▶ **TASK TO CARRY OUT**:
Make an exact copy of the listing below.

(Data records)
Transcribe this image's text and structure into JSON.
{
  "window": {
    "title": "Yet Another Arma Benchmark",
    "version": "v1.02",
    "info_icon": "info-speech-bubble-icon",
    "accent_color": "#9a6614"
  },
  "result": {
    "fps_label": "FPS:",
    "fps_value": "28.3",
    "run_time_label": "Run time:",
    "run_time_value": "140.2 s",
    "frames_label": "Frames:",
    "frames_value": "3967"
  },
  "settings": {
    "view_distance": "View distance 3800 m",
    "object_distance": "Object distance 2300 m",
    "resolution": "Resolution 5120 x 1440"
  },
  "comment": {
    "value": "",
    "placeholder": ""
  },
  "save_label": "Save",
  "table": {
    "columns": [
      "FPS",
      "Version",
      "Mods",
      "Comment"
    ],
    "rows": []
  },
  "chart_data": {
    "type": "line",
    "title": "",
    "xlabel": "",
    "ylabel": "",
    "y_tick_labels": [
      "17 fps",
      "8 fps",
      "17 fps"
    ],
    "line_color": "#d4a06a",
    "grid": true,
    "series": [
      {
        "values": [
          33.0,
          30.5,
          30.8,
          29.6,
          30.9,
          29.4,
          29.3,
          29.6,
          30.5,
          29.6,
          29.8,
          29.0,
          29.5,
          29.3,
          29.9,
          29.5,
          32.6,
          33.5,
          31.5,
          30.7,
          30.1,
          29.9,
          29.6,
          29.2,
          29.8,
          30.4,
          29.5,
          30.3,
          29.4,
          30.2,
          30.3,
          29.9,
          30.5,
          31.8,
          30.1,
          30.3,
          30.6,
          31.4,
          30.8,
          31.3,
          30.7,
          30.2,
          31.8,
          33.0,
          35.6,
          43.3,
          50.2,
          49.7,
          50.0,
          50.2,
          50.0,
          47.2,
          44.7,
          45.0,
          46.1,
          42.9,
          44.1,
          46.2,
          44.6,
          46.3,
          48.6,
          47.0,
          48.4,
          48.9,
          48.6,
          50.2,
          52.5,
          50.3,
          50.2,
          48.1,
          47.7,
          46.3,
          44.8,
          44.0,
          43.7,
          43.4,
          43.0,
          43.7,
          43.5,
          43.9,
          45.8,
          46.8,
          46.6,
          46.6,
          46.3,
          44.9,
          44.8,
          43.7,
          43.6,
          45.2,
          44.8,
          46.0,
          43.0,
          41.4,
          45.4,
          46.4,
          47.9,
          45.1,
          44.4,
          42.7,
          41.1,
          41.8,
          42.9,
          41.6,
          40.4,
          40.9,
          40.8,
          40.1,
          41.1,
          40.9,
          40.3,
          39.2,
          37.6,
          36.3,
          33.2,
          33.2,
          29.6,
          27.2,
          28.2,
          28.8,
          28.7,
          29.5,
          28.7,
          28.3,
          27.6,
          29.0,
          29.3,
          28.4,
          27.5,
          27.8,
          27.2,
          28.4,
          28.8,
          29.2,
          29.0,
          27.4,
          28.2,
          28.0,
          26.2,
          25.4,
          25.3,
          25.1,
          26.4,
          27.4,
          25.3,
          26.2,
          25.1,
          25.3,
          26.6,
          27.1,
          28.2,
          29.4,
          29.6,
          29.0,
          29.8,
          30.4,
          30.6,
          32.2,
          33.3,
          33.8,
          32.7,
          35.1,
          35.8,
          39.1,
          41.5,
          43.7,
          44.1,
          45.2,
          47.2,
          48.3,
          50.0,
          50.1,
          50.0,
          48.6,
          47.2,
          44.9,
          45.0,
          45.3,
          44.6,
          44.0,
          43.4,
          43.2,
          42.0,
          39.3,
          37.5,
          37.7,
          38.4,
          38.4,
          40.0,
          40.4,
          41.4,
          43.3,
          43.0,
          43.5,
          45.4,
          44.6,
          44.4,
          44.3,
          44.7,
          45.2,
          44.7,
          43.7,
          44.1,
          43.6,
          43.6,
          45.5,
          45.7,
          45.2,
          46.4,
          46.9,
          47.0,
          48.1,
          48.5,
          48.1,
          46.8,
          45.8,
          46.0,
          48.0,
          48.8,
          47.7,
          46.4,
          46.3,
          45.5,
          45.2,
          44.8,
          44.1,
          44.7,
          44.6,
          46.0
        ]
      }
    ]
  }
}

▶ **RESULT**:
Transcribe this image's text and structure into JSON.
{
  "window": {
    "title": "Yet Another Arma Benchmark",
    "version": "v1.02",
    "info_icon": "info-speech-bubble-icon",
    "accent_color": "#9a6614"
  },
  "result": {
    "fps_label": "FPS:",
    "fps_value": "28.3",
    "run_time_label": "Run time:",
    "run_time_value": "140.2 s",
    "frames_label": "Frames:",
    "frames_value": "3967"
  },
  "settings": {
    "view_distance": "View distance 3800 m",
    "object_distance": "Object distance 2300 m",
    "resolution": "Resolution 5120 x 1440"
  },
  "comment": {
    "value": "",
    "placeholder": ""
  },
  "save_label": "Save",
  "table": {
    "columns": [
      "FPS",
      "Version",
      "Mods",
      "Comment"
    ],
    "rows": []
  },
  "chart_data": {
    "type": "line",
    "title": "",
    "xlabel": "",
    "ylabel": "",
    "y_tick_labels": [
      "17 fps",
      "8 fps",
      "17 fps"
    ],
    "line_color": "#d4a06a",
    "grid": true,
    "series": [
      {
        "values": [
          33.0,
          30.5,
          30.8,
          29.6,
          30.9,
          29.4,
          29.3,
          29.6,
          30.5,
          29.6,
          29.8,
          29.0,
          29.5,
          29.3,
          29.9,
          29.5,
          32.6,
          33.5,
          31.5,
          30.7,
          30.1,
          29.9,
          29.6,
          29.2,
          29.8,
          30.4,
          29.5,
          30.3,
          29.4,
          30.2,
          30.3,
          29.9,
          30.5,
          31.8,
          30.1,
          30.3,
          30.6,
          31.4,
          30.8,
          31.3,
          30.7,
          30.2,
          31.8,
          33.0,
          35.6,
          43.3,
          50.2,
          49.7,
          50.0,
          50.2,
          50.0,
          47.2,
          44.7,
          45.0,
          46.1,
          42.9,
          44.1,
          46.2,
          44.6,
          46.3,
          48.6,
          47.0,
          48.4,
          48.9,
          48.6,
          50.2,
          52.5,
          50.3,
          50.2,
          48.1,
          47.7,
          46.3,
          44.8,
          44.0,
          43.7,
          43.4,
          43.0,
          43.7,
          43.5,
          43.9,
          45.8,
          46.8,
          46.6,
          46.6,
          46.3,
          44.9,
          44.8,
          43.7,
          43.6,
          45.2,
          44.8,
          46.0,
          43.0,
          41.4,
          45.4,
          46.4,
          47.9,
          45.1,
          44.4,
          42.7,
          41.1,
          41.8,
          42.9,
          41.6,
          40.4,
          40.9,
          40.8,
          40.1,
          41.1,
          40.9,
          40.3,
          39.2,
          37.6,
          36.3,
          33.2,
          33.2,
          29.6,
          27.2,
          28.2,
          28.8,
          28.7,
          29.5,
          28.7,
          28.3,
          27.6,
          29.0,
          29.3,
          28.4,
          27.5,
          27.8,
          27.2,
          28.4,
          28.8,
          29.2,
          29.0,
          27.4,
          28.2,
          28.0,
          26.2,
          25.4,
          25.3,
          25.1,
          26.4,
          27.4,
          25.3,
          26.2,
          25.1,
          25.3,
          26.6,
          27.1,
          28.2,
          29.4,
          29.6,
          29.0,
          29.8,
          30.4,
          30.6,
          32.2,
          33.3,
          33.8,
          32.7,
          35.1,
          35.8,
          39.1,
          41.5,
          43.7,
          44.1,
          45.2,
          47.2,
          48.3,
          50.0,
          50.1,
          50.0,
          48.6,
          47.2,
          44.9,
          45.0,
          45.3,
          44.6,
          44.0,
          43.4,
          43.2,
          42.0,
          39.3,
          37.5,
          37.7,
          38.4,
          38.4,
          40.0,
          40.4,
          41.4,
          43.3,
          43.0,
          43.5,
          45.4,
          44.6,
          44.4,
          44.3,
          44.7,
          45.2,
          44.7,
          43.7,
          44.1,
          43.6,
          43.6,
          45.5,
          45.7,
          45.2,
          46.4,
          46.9,
          47.0,
          48.1,
          48.5,
          48.1,
          46.8,
          45.8,
          46.0,
          48.0,
          48.8,
          47.7,
          46.4,
          46.3,
          45.5,
          45.2,
          44.8,
          44.1,
          44.7,
          44.6,
          46.0
        ]
      }
    ]
  }
}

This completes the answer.